> _PROBLEM REQUIREMENTS_: Reading down the listing below, count the lines where the word "Muzeum" shows up, then give only that count.

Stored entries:
* START *
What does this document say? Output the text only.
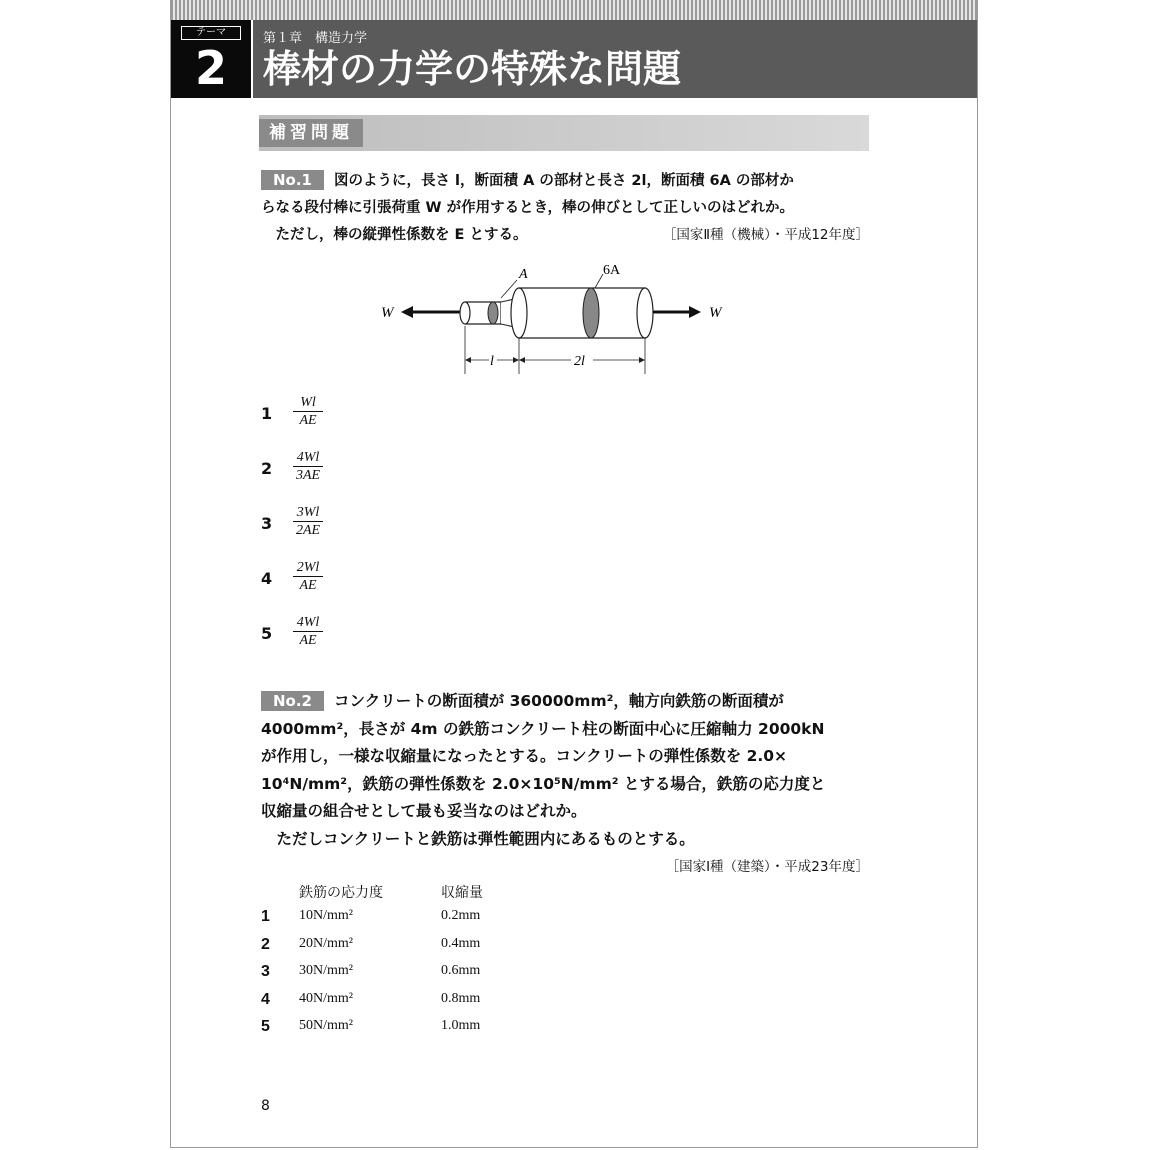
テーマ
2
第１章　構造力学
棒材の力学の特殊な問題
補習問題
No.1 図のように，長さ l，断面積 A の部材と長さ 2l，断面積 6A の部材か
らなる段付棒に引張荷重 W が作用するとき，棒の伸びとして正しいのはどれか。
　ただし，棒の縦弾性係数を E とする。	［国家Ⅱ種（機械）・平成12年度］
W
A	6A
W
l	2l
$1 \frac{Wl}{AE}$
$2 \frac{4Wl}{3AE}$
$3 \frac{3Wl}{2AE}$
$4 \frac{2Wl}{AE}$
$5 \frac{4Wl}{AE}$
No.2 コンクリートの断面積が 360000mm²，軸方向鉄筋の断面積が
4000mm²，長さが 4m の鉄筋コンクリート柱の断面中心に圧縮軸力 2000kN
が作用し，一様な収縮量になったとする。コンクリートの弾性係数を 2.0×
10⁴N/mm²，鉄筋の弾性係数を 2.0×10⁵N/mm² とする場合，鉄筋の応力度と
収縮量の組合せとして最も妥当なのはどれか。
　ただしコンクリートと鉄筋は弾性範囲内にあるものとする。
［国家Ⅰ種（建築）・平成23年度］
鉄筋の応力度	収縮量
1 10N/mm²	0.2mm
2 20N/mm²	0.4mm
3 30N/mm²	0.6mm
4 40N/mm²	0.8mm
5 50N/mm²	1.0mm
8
* END *
* START *
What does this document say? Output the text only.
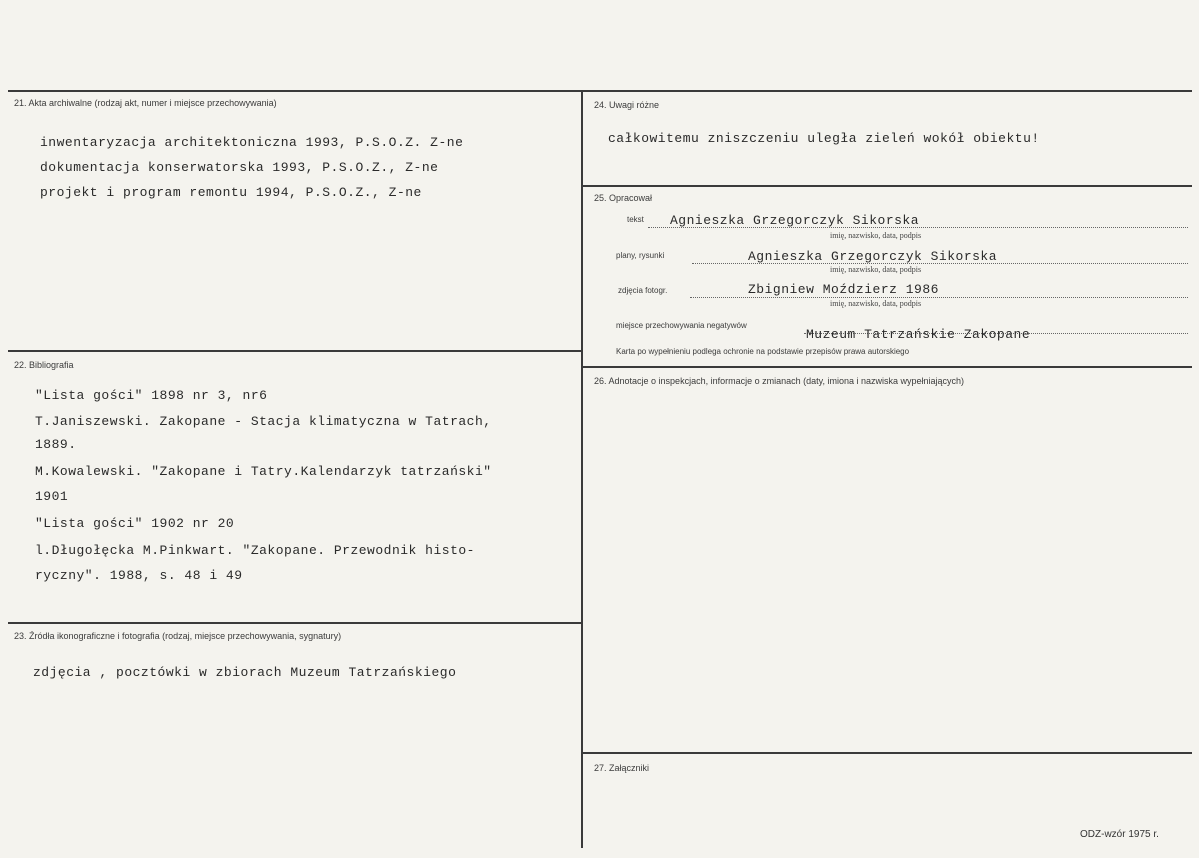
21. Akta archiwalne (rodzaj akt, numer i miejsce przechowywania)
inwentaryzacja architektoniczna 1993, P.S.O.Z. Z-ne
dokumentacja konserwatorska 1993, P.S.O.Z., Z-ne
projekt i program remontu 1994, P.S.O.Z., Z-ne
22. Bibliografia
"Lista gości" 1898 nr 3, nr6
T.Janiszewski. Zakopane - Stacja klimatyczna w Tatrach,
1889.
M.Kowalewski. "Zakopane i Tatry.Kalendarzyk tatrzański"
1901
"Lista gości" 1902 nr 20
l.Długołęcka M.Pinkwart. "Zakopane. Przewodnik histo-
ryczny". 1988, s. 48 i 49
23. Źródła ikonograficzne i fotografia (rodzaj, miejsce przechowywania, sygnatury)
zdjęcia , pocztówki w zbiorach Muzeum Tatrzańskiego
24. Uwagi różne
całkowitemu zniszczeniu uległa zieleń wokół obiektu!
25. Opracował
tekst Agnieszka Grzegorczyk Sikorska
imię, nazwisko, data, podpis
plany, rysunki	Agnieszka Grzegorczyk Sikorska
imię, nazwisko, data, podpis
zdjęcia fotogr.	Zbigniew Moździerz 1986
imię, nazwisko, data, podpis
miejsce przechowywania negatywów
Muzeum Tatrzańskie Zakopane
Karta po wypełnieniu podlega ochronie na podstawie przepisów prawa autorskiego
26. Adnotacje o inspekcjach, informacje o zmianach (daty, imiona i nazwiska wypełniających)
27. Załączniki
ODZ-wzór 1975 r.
* END *
> _RESPONSE FOR THIS EXERCISE_: 2